EXERCISE AIM | Duplicate every line of the items below, character for character, leaving out the pictures.

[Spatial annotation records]
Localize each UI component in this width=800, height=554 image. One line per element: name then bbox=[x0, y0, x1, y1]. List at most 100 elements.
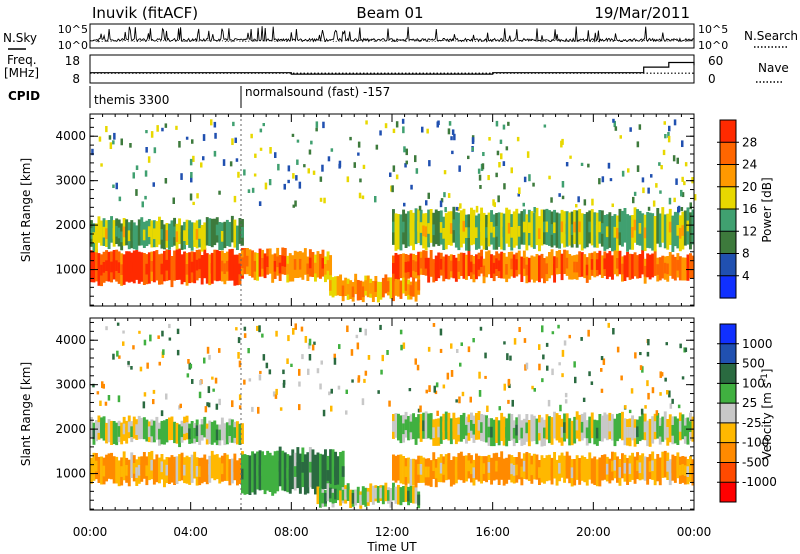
heatmap-cell bbox=[587, 163, 590, 168]
heatmap-cell bbox=[144, 195, 147, 200]
heatmap-cell bbox=[155, 221, 159, 248]
nave-lo-tick: 0 bbox=[708, 72, 716, 86]
heatmap-cell bbox=[304, 336, 308, 343]
heatmap-cell bbox=[190, 175, 193, 183]
heatmap-cell bbox=[345, 410, 348, 415]
heatmap-cell bbox=[432, 460, 436, 471]
heatmap-cell bbox=[429, 413, 433, 440]
heatmap-cell bbox=[651, 213, 655, 251]
heatmap-cell bbox=[648, 418, 652, 447]
heatmap-cell bbox=[590, 259, 594, 270]
heatmap-cell bbox=[447, 211, 451, 245]
heatmap-cell bbox=[238, 360, 242, 368]
heatmap-cell bbox=[651, 387, 655, 394]
heatmap-cell bbox=[417, 220, 421, 232]
heatmap-cell bbox=[651, 416, 655, 444]
heatmap-cell bbox=[412, 212, 416, 251]
heatmap-cell bbox=[206, 402, 209, 407]
heatmap-cell bbox=[454, 417, 458, 445]
heatmap-cell bbox=[387, 281, 390, 292]
heatmap-cell bbox=[646, 457, 650, 485]
heatmap-cell bbox=[459, 223, 463, 235]
heatmap-cell bbox=[588, 253, 592, 280]
heatmap-cell bbox=[422, 457, 426, 483]
heatmap-cell bbox=[642, 187, 645, 194]
colorbar-segment bbox=[720, 422, 736, 444]
heatmap-cell bbox=[203, 222, 207, 250]
heatmap-cell bbox=[215, 224, 219, 236]
heatmap-cell bbox=[333, 353, 336, 359]
heatmap-cell bbox=[349, 489, 353, 508]
colorbar-segment bbox=[720, 275, 736, 299]
heatmap-cell bbox=[563, 455, 567, 483]
heatmap-cell bbox=[532, 453, 536, 480]
heatmap-cell bbox=[451, 129, 455, 135]
heatmap-cell bbox=[235, 327, 238, 331]
heatmap-cell bbox=[447, 421, 451, 432]
heatmap-cell bbox=[462, 455, 466, 483]
heatmap-cell bbox=[173, 465, 177, 477]
heatmap-cell bbox=[525, 264, 529, 276]
heatmap-cell bbox=[495, 172, 498, 178]
heatmap-cell bbox=[105, 326, 108, 331]
heatmap-cell bbox=[397, 462, 400, 473]
x-tick-label: 20:00 bbox=[576, 525, 611, 539]
heatmap-cell bbox=[127, 261, 131, 273]
heatmap-cell bbox=[379, 487, 383, 499]
colorbar-segment bbox=[720, 253, 736, 277]
heatmap-cell bbox=[467, 155, 470, 160]
heatmap-cell bbox=[158, 428, 161, 440]
heatmap-cell bbox=[183, 230, 187, 241]
heatmap-cell bbox=[558, 362, 561, 366]
heatmap-cell bbox=[634, 352, 637, 359]
heatmap-cell bbox=[609, 178, 613, 182]
heatmap-cell bbox=[100, 422, 104, 434]
heatmap-cell bbox=[258, 465, 262, 476]
heatmap-cell bbox=[286, 467, 290, 479]
heatmap-cell bbox=[564, 399, 568, 404]
heatmap-cell bbox=[530, 255, 534, 280]
heatmap-cell bbox=[137, 422, 141, 433]
heatmap-cell bbox=[268, 369, 272, 375]
power-axis-ticks: 1000 2000 3000 4000 bbox=[55, 114, 695, 306]
x-tick-label: 00:00 bbox=[677, 525, 712, 539]
heatmap-cell bbox=[404, 280, 408, 291]
heatmap-cell bbox=[228, 259, 232, 271]
heatmap-cell bbox=[238, 465, 242, 477]
heatmap-cell bbox=[459, 203, 462, 209]
heatmap-cell bbox=[477, 259, 481, 270]
heatmap-cell bbox=[399, 454, 403, 484]
heatmap-cell bbox=[377, 390, 380, 394]
heatmap-cell bbox=[243, 255, 247, 267]
heatmap-cell bbox=[689, 212, 692, 250]
heatmap-cell bbox=[213, 454, 217, 481]
heatmap-cell bbox=[558, 423, 562, 435]
heatmap-cell bbox=[465, 424, 468, 436]
heatmap-cell bbox=[600, 388, 604, 393]
heatmap-cell bbox=[90, 417, 93, 438]
heatmap-cell bbox=[379, 130, 382, 136]
heatmap-cell bbox=[680, 207, 684, 211]
heatmap-cell bbox=[120, 138, 123, 146]
heatmap-cell bbox=[449, 460, 453, 487]
heatmap-cell bbox=[369, 283, 373, 294]
heatmap-cell bbox=[535, 262, 539, 273]
heatmap-cell bbox=[677, 205, 681, 213]
heatmap-cell bbox=[329, 449, 333, 491]
heatmap-cell bbox=[602, 358, 606, 365]
heatmap-cell bbox=[633, 259, 637, 270]
heatmap-cell bbox=[628, 253, 632, 280]
heatmap-cell bbox=[498, 406, 501, 411]
heatmap-cell bbox=[555, 413, 559, 441]
heatmap-cell bbox=[210, 263, 214, 274]
colorbar-segment bbox=[720, 383, 736, 404]
station-title: Inuvik (fitACF) bbox=[92, 4, 198, 22]
heatmap-cell bbox=[432, 427, 436, 438]
heatmap-cell bbox=[178, 225, 182, 237]
colorbar-segment bbox=[720, 231, 736, 255]
heatmap-cell bbox=[422, 257, 426, 268]
heatmap-cell bbox=[583, 464, 587, 475]
heatmap-cell bbox=[150, 131, 154, 138]
heatmap-cell bbox=[137, 464, 141, 476]
heatmap-cell bbox=[185, 227, 189, 238]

REPLY |
Localize each UI component in this width=800, height=554 image. One line per element: name then bbox=[x0, y0, x1, y1]. List at most 100 elements.
heatmap-cell bbox=[587, 163, 590, 168]
heatmap-cell bbox=[144, 195, 147, 200]
heatmap-cell bbox=[155, 221, 159, 248]
nave-lo-tick: 0 bbox=[708, 72, 716, 86]
heatmap-cell bbox=[304, 336, 308, 343]
heatmap-cell bbox=[190, 175, 193, 183]
heatmap-cell bbox=[345, 410, 348, 415]
heatmap-cell bbox=[432, 460, 436, 471]
heatmap-cell bbox=[429, 413, 433, 440]
heatmap-cell bbox=[651, 213, 655, 251]
heatmap-cell bbox=[648, 418, 652, 447]
heatmap-cell bbox=[590, 259, 594, 270]
heatmap-cell bbox=[447, 211, 451, 245]
heatmap-cell bbox=[238, 360, 242, 368]
heatmap-cell bbox=[651, 387, 655, 394]
heatmap-cell bbox=[417, 220, 421, 232]
heatmap-cell bbox=[651, 416, 655, 444]
heatmap-cell bbox=[412, 212, 416, 251]
heatmap-cell bbox=[206, 402, 209, 407]
heatmap-cell bbox=[454, 417, 458, 445]
heatmap-cell bbox=[387, 281, 390, 292]
heatmap-cell bbox=[646, 457, 650, 485]
heatmap-cell bbox=[459, 223, 463, 235]
heatmap-cell bbox=[588, 253, 592, 280]
heatmap-cell bbox=[422, 457, 426, 483]
heatmap-cell bbox=[642, 187, 645, 194]
colorbar-segment bbox=[720, 422, 736, 444]
heatmap-cell bbox=[203, 222, 207, 250]
heatmap-cell bbox=[215, 224, 219, 236]
heatmap-cell bbox=[333, 353, 336, 359]
heatmap-cell bbox=[349, 489, 353, 508]
colorbar-segment bbox=[720, 275, 736, 299]
heatmap-cell bbox=[563, 455, 567, 483]
heatmap-cell bbox=[532, 453, 536, 480]
heatmap-cell bbox=[451, 129, 455, 135]
heatmap-cell bbox=[235, 327, 238, 331]
heatmap-cell bbox=[447, 421, 451, 432]
heatmap-cell bbox=[462, 455, 466, 483]
heatmap-cell bbox=[173, 465, 177, 477]
heatmap-cell bbox=[525, 264, 529, 276]
heatmap-cell bbox=[495, 172, 498, 178]
heatmap-cell bbox=[105, 326, 108, 331]
heatmap-cell bbox=[397, 462, 400, 473]
x-tick-label: 20:00 bbox=[576, 525, 611, 539]
heatmap-cell bbox=[127, 261, 131, 273]
heatmap-cell bbox=[379, 487, 383, 499]
colorbar-segment bbox=[720, 253, 736, 277]
heatmap-cell bbox=[467, 155, 470, 160]
heatmap-cell bbox=[158, 428, 161, 440]
heatmap-cell bbox=[183, 230, 187, 241]
heatmap-cell bbox=[558, 362, 561, 366]
heatmap-cell bbox=[634, 352, 637, 359]
heatmap-cell bbox=[609, 178, 613, 182]
heatmap-cell bbox=[100, 422, 104, 434]
heatmap-cell bbox=[258, 465, 262, 476]
heatmap-cell bbox=[286, 467, 290, 479]
heatmap-cell bbox=[564, 399, 568, 404]
heatmap-cell bbox=[530, 255, 534, 280]
heatmap-cell bbox=[137, 422, 141, 433]
heatmap-cell bbox=[268, 369, 272, 375]
power-axis-ticks: 1000 2000 3000 4000 bbox=[55, 114, 695, 306]
x-tick-label: 00:00 bbox=[677, 525, 712, 539]
heatmap-cell bbox=[404, 280, 408, 291]
heatmap-cell bbox=[228, 259, 232, 271]
heatmap-cell bbox=[238, 465, 242, 477]
heatmap-cell bbox=[459, 203, 462, 209]
heatmap-cell bbox=[477, 259, 481, 270]
heatmap-cell bbox=[399, 454, 403, 484]
heatmap-cell bbox=[377, 390, 380, 394]
heatmap-cell bbox=[243, 255, 247, 267]
heatmap-cell bbox=[689, 212, 692, 250]
heatmap-cell bbox=[213, 454, 217, 481]
heatmap-cell bbox=[558, 423, 562, 435]
heatmap-cell bbox=[465, 424, 468, 436]
heatmap-cell bbox=[600, 388, 604, 393]
heatmap-cell bbox=[90, 417, 93, 438]
heatmap-cell bbox=[379, 130, 382, 136]
heatmap-cell bbox=[680, 207, 684, 211]
heatmap-cell bbox=[120, 138, 123, 146]
heatmap-cell bbox=[449, 460, 453, 487]
heatmap-cell bbox=[369, 283, 373, 294]
heatmap-cell bbox=[535, 262, 539, 273]
heatmap-cell bbox=[677, 205, 681, 213]
heatmap-cell bbox=[329, 449, 333, 491]
heatmap-cell bbox=[602, 358, 606, 365]
heatmap-cell bbox=[633, 259, 637, 270]
heatmap-cell bbox=[628, 253, 632, 280]
heatmap-cell bbox=[498, 406, 501, 411]
heatmap-cell bbox=[555, 413, 559, 441]
heatmap-cell bbox=[210, 263, 214, 274]
colorbar-segment bbox=[720, 383, 736, 404]
station-title: Inuvik (fitACF) bbox=[92, 4, 198, 22]
heatmap-cell bbox=[432, 427, 436, 438]
heatmap-cell bbox=[178, 225, 182, 237]
colorbar-segment bbox=[720, 231, 736, 255]
heatmap-cell bbox=[422, 257, 426, 268]
heatmap-cell bbox=[583, 464, 587, 475]
heatmap-cell bbox=[150, 131, 154, 138]
heatmap-cell bbox=[137, 464, 141, 476]
heatmap-cell bbox=[185, 227, 189, 238]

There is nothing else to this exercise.